TASK DESCRIPTION: The lines below, all of them, should be returned exactly as they appear.

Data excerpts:
|---|
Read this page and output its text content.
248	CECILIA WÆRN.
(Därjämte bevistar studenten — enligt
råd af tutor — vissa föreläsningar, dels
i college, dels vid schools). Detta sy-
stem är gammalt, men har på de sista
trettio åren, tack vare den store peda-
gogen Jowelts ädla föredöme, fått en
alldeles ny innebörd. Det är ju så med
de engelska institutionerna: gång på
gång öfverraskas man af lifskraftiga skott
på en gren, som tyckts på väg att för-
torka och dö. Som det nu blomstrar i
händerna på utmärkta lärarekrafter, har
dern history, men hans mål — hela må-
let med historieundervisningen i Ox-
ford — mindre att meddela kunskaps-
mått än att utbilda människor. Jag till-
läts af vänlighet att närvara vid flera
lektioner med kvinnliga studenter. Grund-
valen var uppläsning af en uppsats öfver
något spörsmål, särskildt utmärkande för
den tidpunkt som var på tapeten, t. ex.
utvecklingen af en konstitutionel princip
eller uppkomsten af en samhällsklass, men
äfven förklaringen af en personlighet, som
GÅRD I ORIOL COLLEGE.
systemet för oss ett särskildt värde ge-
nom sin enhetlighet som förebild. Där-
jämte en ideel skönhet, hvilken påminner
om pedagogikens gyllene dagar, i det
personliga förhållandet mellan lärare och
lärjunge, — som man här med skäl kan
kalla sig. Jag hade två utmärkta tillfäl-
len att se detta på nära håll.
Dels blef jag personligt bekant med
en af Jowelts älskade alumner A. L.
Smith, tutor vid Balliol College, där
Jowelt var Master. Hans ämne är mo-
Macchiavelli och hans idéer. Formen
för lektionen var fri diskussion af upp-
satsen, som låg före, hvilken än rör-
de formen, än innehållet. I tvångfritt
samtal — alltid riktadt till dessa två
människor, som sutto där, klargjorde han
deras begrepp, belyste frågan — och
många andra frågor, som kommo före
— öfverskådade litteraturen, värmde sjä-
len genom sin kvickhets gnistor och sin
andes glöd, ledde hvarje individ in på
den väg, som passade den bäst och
|---|
RESPONSE BELOW:
Read this page and output its text content.
248	CECILIA WÆRN.
(Därjämte bevistar studenten — enligt
råd af tutor — vissa föreläsningar, dels
i college, dels vid schools). Detta sy-
stem är gammalt, men har på de sista
trettio åren, tack vare den store peda-
gogen Jowelts ädla föredöme, fått en
alldeles ny innebörd. Det är ju så med
de engelska institutionerna: gång på
gång öfverraskas man af lifskraftiga skott
på en gren, som tyckts på väg att för-
torka och dö. Som det nu blomstrar i
händerna på utmärkta lärarekrafter, har
dern history, men hans mål — hela må-
let med historieundervisningen i Ox-
ford — mindre att meddela kunskaps-
mått än att utbilda människor. Jag till-
läts af vänlighet att närvara vid flera
lektioner med kvinnliga studenter. Grund-
valen var uppläsning af en uppsats öfver
något spörsmål, särskildt utmärkande för
den tidpunkt som var på tapeten, t. ex.
utvecklingen af en konstitutionel princip
eller uppkomsten af en samhällsklass, men
äfven förklaringen af en personlighet, som
GÅRD I ORIOL COLLEGE.
systemet för oss ett särskildt värde ge-
nom sin enhetlighet som förebild. Där-
jämte en ideel skönhet, hvilken påminner
om pedagogikens gyllene dagar, i det
personliga förhållandet mellan lärare och
lärjunge, — som man här med skäl kan
kalla sig. Jag hade två utmärkta tillfäl-
len att se detta på nära håll.
Dels blef jag personligt bekant med
en af Jowelts älskade alumner A. L.
Smith, tutor vid Balliol College, där
Jowelt var Master. Hans ämne är mo-
Macchiavelli och hans idéer. Formen
för lektionen var fri diskussion af upp-
satsen, som låg före, hvilken än rör-
de formen, än innehållet. I tvångfritt
samtal — alltid riktadt till dessa två
människor, som sutto där, klargjorde han
deras begrepp, belyste frågan — och
många andra frågor, som kommo före
— öfverskådade litteraturen, värmde sjä-
len genom sin kvickhets gnistor och sin
andes glöd, ledde hvarje individ in på
den väg, som passade den bäst och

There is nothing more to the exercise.